_To do_.
**A.** In one to three sentences, explain why the article on Mirpur, Kushtia below calls the town the headquarter of Mirpur Upazila.
**B.** For each statement, say whether it agrees with the article on Mirpur, Kushtia below, giving yes or no and quoting the deciding words: (i) The town is divided into nine Wards and 15 Mahallas. (ii) Mirpur is in Jessore District. (iii) The town's literacy rate is 65 percent.

_Selected excerpt_.

- Mirpur Location within Khulna division Mirpur Location within Bangladesh
- Coordinates: 23°56′18″N 88°59′55″E﻿ / ﻿23.9383238°N 88.9987263°E
- Division: Khulna
- District: Kushtia
- Upazila: Mirpur

Government
- • Mayor: Haji Md. Enamul Haque

Area
- • Urban: 9.22 km^{2} (3.56 sq mi)

Population
- • Urban: 22,417
- • Urban density: 2,430/km^{2} (6,300/sq mi)
- Time zone: UTC+6
- Postal code: 7030
- Website: pourashava.mirpur.kushtia.gov.bd

= Mirpur, Kushtia =

City and Upazila headquarter of Mirpur Upazila

Mirpur (মিরপুর) is the town and administrative capital of Mirpur Upazila. Mirpur has a special reputation for tobacco production in Kushtia District. The town has nine Wards and 15 Mahallas. It has a population of 22,417. It is 9.22 square kilometer in area and has a 56 percent literacy rate.

_Data entries_.
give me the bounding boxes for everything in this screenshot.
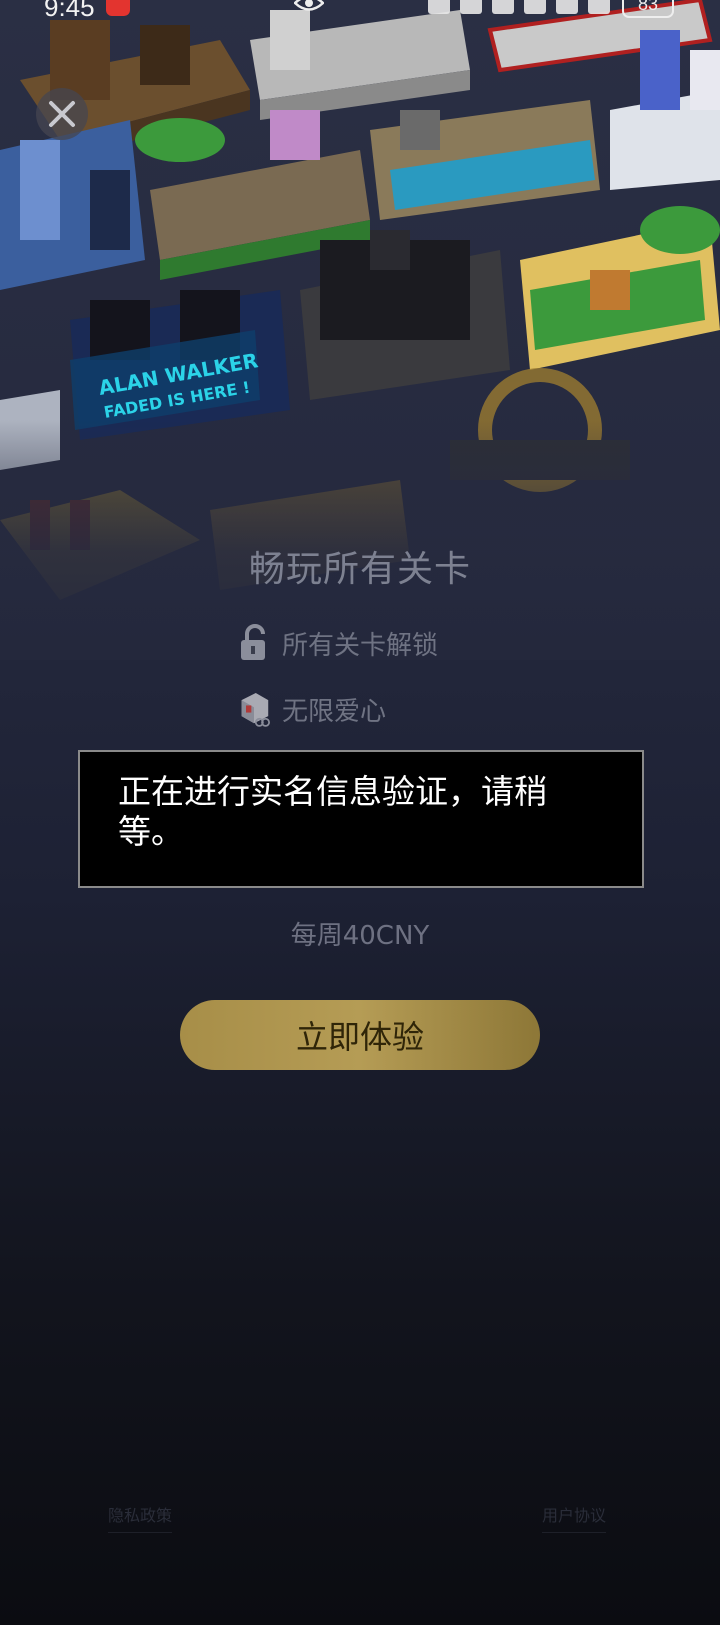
try-now-button[interactable]: 立即体验 <box>180 1000 540 1070</box>
signal-icon <box>556 0 578 14</box>
status-time: 9:45 <box>44 0 95 22</box>
feature-label: 所有关卡解锁 <box>282 630 439 661</box>
status-icons <box>428 0 610 14</box>
bluetooth-icon <box>460 0 482 14</box>
mute-icon <box>492 0 514 14</box>
level-tile-snow <box>250 10 470 120</box>
close-icon <box>49 101 75 127</box>
wifi-icon <box>524 0 546 14</box>
feature-unlock-levels: 所有关卡解锁 <box>238 620 438 666</box>
padlock-icon <box>241 624 265 660</box>
app-notification-icon <box>106 0 130 16</box>
battery-icon: 83 <box>622 0 674 18</box>
price-label: 每周40CNY <box>290 921 430 951</box>
heart-cube-icon <box>241 693 270 727</box>
toast-message: 正在进行实名信息验证，请稍等。 <box>118 772 547 851</box>
level-tile-river <box>370 100 600 220</box>
level-tile-alan-walker: ALAN WALKER FADED IS HERE ! <box>70 290 290 440</box>
verification-toast: 正在进行实名信息验证，请稍等。 <box>78 750 644 888</box>
signal-icon-2 <box>588 0 610 14</box>
status-bar: 9:45 83 <box>0 0 720 26</box>
level-tile-village <box>520 206 720 370</box>
user-agreement-link[interactable]: 用户协议 <box>542 1502 607 1533</box>
eye-icon <box>294 0 324 11</box>
promo-title: 畅玩所有关卡 <box>248 549 471 590</box>
close-button[interactable] <box>36 88 88 140</box>
feature-label: 无限爱心 <box>282 696 387 727</box>
feature-unlimited-hearts: 无限爱心 <box>238 686 386 732</box>
privacy-policy-link[interactable]: 隐私政策 <box>108 1502 173 1533</box>
nfc-icon <box>428 0 450 14</box>
level-tile-dark-tower <box>300 230 510 400</box>
level-tile-castle <box>610 30 720 190</box>
level-tile-city <box>0 120 145 290</box>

_Answers to the exercises_.
**A.** Mirpur is the headquarter of Mirpur Upazila because it is the town and administrative capital of that upazila.

**B.**
(i) Yes: "The town has nine Wards and 15 Mahallas."
(ii) No: "District: Kushtia"
(iii) No: "has a 56 percent literacy rate"